• [What the task requires]
Keep only the lines of the listing that include the word "subtitle", and copy them.

┌─ Data provided

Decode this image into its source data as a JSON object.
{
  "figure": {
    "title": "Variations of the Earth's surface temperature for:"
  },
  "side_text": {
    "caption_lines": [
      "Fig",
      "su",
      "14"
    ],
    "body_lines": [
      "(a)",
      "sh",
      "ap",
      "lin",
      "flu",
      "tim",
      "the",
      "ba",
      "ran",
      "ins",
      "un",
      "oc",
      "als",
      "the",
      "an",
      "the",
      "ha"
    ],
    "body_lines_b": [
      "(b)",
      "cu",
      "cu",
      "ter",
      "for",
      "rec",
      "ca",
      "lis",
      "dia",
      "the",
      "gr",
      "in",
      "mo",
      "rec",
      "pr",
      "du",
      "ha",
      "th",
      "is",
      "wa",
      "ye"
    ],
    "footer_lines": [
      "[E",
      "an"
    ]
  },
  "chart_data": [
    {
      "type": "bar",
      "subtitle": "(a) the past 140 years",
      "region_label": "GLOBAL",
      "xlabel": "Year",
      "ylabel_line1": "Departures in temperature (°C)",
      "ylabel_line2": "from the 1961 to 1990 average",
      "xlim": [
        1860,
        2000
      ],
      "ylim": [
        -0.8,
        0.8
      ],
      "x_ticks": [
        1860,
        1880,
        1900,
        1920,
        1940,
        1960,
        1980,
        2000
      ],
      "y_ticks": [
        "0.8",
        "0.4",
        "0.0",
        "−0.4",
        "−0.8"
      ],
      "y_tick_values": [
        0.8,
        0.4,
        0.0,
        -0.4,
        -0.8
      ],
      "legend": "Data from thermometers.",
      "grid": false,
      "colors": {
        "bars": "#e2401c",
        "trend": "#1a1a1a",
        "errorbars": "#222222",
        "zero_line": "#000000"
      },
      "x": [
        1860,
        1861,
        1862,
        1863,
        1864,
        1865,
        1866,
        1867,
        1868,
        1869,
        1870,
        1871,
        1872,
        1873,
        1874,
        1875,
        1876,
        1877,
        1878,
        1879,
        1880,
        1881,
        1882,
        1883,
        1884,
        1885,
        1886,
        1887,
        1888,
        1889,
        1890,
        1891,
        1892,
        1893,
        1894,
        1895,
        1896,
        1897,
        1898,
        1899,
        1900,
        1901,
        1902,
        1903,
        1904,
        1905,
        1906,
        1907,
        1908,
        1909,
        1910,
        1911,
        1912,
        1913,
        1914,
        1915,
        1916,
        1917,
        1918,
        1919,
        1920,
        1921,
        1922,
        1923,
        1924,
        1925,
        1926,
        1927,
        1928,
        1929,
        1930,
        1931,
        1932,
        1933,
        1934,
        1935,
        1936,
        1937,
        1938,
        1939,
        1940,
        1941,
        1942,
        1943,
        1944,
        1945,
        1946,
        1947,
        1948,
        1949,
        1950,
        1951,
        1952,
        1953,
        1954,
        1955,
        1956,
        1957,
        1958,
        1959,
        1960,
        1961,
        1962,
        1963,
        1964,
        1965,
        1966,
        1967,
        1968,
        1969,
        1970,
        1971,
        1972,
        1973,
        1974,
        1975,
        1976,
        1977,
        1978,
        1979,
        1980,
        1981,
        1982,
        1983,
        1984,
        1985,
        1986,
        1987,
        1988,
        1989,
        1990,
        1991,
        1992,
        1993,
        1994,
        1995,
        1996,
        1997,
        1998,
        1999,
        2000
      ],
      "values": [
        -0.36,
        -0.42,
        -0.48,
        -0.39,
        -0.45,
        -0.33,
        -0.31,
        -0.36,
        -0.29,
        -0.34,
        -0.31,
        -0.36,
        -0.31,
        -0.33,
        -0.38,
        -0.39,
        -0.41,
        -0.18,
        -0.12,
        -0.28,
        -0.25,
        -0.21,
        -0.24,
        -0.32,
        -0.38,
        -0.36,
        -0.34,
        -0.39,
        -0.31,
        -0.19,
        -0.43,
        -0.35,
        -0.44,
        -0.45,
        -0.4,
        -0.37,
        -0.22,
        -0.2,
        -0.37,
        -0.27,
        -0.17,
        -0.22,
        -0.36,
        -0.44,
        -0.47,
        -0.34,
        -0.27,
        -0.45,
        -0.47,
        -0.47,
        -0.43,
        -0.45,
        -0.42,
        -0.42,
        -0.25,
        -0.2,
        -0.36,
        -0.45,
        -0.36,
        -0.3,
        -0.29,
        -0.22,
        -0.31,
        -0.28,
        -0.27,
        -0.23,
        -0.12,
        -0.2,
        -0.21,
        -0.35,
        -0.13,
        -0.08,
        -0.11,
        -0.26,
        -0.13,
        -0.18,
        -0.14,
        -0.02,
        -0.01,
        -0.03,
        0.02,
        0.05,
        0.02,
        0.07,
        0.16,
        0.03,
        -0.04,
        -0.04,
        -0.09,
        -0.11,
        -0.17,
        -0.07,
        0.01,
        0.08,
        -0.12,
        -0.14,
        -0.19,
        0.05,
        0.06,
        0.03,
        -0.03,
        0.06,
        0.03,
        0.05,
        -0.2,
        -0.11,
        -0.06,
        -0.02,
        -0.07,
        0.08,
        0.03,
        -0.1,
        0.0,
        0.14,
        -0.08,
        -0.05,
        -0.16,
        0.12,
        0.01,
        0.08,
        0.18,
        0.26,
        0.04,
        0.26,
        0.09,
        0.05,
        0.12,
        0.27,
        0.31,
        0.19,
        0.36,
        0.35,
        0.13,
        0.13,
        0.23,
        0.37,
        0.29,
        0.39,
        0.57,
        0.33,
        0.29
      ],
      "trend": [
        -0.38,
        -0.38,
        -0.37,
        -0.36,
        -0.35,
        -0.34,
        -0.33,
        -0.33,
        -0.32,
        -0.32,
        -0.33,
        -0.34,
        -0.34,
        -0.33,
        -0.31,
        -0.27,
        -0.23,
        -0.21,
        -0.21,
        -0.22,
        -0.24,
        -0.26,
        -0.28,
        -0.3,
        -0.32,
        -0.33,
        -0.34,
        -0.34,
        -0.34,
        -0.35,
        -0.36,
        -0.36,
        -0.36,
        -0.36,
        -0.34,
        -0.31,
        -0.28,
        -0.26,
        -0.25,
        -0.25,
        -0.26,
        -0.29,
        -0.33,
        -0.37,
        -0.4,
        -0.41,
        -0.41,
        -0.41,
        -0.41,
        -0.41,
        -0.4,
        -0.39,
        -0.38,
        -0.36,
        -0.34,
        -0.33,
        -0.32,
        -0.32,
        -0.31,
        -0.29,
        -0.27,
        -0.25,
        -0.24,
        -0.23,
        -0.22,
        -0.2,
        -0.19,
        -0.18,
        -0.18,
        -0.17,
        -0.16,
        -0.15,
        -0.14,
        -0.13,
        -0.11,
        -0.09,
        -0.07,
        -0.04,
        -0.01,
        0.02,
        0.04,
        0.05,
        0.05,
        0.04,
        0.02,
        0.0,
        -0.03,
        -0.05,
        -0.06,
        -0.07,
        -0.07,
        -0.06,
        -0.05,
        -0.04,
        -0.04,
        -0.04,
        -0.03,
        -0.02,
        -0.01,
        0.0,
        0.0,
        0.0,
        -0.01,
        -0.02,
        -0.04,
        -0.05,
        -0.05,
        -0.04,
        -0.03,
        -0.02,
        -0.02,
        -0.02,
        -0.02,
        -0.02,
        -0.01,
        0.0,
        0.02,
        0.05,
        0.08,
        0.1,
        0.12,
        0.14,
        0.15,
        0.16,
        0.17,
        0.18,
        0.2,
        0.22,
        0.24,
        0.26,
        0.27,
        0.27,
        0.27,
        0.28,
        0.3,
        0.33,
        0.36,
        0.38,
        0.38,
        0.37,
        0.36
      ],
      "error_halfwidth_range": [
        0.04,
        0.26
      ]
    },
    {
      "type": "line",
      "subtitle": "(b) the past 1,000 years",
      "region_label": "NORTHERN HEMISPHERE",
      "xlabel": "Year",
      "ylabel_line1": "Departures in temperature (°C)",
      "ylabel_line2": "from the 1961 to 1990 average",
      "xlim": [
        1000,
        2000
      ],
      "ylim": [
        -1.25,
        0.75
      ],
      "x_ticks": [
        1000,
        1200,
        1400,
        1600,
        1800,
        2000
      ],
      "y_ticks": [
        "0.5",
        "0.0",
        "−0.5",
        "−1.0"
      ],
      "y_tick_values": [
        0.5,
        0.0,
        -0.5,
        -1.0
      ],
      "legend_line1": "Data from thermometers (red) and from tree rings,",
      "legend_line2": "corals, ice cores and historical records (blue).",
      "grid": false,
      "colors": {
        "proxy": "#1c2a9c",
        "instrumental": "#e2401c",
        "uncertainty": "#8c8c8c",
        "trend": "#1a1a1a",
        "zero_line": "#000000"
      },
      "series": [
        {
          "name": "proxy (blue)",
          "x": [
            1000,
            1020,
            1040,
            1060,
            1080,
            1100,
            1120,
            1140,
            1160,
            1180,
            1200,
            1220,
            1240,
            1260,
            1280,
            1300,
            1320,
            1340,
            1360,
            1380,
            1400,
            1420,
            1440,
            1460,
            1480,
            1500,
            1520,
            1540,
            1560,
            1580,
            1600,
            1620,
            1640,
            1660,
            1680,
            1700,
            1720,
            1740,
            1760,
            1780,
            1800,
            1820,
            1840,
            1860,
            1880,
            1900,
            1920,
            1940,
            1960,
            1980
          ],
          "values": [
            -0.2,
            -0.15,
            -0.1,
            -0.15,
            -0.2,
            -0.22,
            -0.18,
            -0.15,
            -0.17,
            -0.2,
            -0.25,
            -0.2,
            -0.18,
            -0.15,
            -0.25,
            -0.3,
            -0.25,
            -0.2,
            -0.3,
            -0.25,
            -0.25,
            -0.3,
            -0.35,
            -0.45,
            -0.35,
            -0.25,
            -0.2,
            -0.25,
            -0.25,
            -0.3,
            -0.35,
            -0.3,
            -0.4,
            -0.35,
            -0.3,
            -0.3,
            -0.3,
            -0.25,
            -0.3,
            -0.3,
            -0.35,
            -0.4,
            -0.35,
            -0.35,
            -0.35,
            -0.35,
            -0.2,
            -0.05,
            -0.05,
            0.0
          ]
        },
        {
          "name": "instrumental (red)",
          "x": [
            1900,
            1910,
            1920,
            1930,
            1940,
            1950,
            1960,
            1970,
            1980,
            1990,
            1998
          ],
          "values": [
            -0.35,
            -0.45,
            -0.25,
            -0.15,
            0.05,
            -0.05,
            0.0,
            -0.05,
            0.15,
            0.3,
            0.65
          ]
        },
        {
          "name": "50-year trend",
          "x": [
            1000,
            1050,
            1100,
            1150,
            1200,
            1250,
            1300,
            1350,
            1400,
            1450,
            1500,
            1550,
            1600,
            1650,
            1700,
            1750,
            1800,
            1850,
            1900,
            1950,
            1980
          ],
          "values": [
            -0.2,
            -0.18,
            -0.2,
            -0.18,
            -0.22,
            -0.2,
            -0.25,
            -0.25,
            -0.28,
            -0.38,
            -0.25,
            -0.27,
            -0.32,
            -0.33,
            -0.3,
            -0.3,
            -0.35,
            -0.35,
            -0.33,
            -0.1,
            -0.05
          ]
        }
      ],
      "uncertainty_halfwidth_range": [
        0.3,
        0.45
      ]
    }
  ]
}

└─

• [Solution for this task]
      "subtitle": "(a) the past 140 years",
      "subtitle": "(b) the past 1,000 years",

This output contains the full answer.